▶ **Extracted information**:
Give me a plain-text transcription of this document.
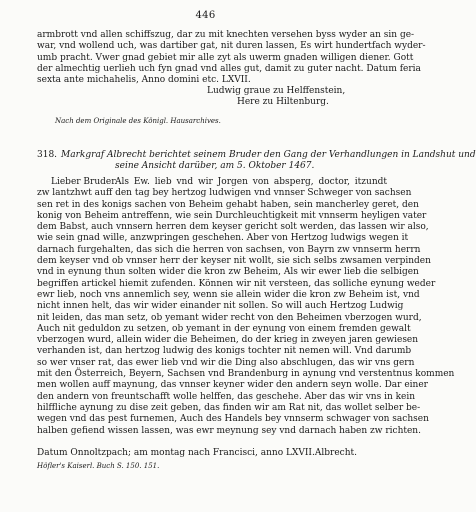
446
armbrott vnd allen schiffszug, dar zu mit knechten versehen byss wyder an sin ge-
war, vnd wollend uch, was dartiber gat, nit duren lassen, Es wirt hundertfach wyder-
umb pracht. Vwer gnad gebiet mir alle zyt als uwerm gnaden willigen diener. Gott
der almechtig uerlieh uch fyn gnad vnd alles gut, damit zu guter nacht. Datum feria
sexta ante michahelis, Anno domini etc. LXVII.
Ludwig graue zu Helffenstein,
Here zu Hiltenburg.
Nach dem Originale des Königl. Hausarchives.
318. Markgraf Albrecht berichtet seinem Bruder den Gang der Verhandlungen in Landshut und
seine Ansicht darüber, am 5. Oktober 1467.
Lieber Bruder.
Als Ew. lieb vnd wir Jorgen von absperg, doctor, itzundt
zw lantzhwt auff den tag bey hertzog ludwigen vnd vnnser Schweger von sachsen
sen ret in des konigs sachen von Beheim gehabt haben, sein mancherley geret, den
konig von Beheim antreffenn, wie sein Durchleuchtigkeit mit vnnserm heyligen vater
dem Babst, auch vnnsern herren dem keyser gericht solt werden, das lassen wir also,
wie sein gnad wille, anzwpringen geschehen. Aber von Hertzog ludwigs wegen it
darnach furgehalten, das sich die herren von sachsen, von Bayrn zw vnnserm herrn
dem keyser vnd ob vnnser herr der keyser nit wollt, sie sich selbs zwsamen verpinden
vnd in eynung thun solten wider die kron zw Beheim, Als wir ewer lieb die selbigen
begriffen artickel hiemit zufenden. Können wir nit versteen, das solliche eynung weder
ewr lieb, noch vns annemlich sey, wenn sie allein wider die kron zw Beheim ist, vnd
nicht innen helt, das wir wider einander nit sollen. So will auch Hertzog Ludwig
nit leiden, das man setz, ob yemant wider recht von den Beheimen vberzogen wurd,
Auch nit geduldon zu setzen, ob yemant in der eynung von einem fremden gewalt
vberzogen wurd, allein wider die Beheimen, do der krieg in zweyen jaren gewiesen
verhanden ist, dan hertzog ludwig des konigs tochter nit nemen will. Vnd darumb
so wer vnser rat, das ewer lieb vnd wir die Ding also abschlugen, das wir vns gern
mit den Österreich, Beyern, Sachsen vnd Brandenburg in aynung vnd verstentnus kommen
men wollen auff maynung, das vnnser keyner wider den andern seyn wolle. Dar einer
den andern von freuntschafft wolle helffen, das geschehe. Aber das wir vns in kein
hilffliche aynung zu dise zeit geben, das finden wir am Rat nit, das wollet selber be-
wegen vnd das pest furnemen, Auch des Handels bey vnnserm schwager von sachsen
halben gefiend wissen lassen, was ewr meynung sey vnd darnach haben zw richten.
Datum Onnoltzpach; am montag nach Francisci, anno LXVII. Albrecht.
Höfler's Kaiserl. Buch S. 150. 151.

▶ **Short task**:
Show the lines of the records that include the string "Albrecht".

▶ **Solution**:
318. Markgraf Albrecht berichtet seinem Bruder den Gang der Verhandlungen in Landshut und
Datum Onnoltzpach; am montag nach Francisci, anno LXVII. Albrecht.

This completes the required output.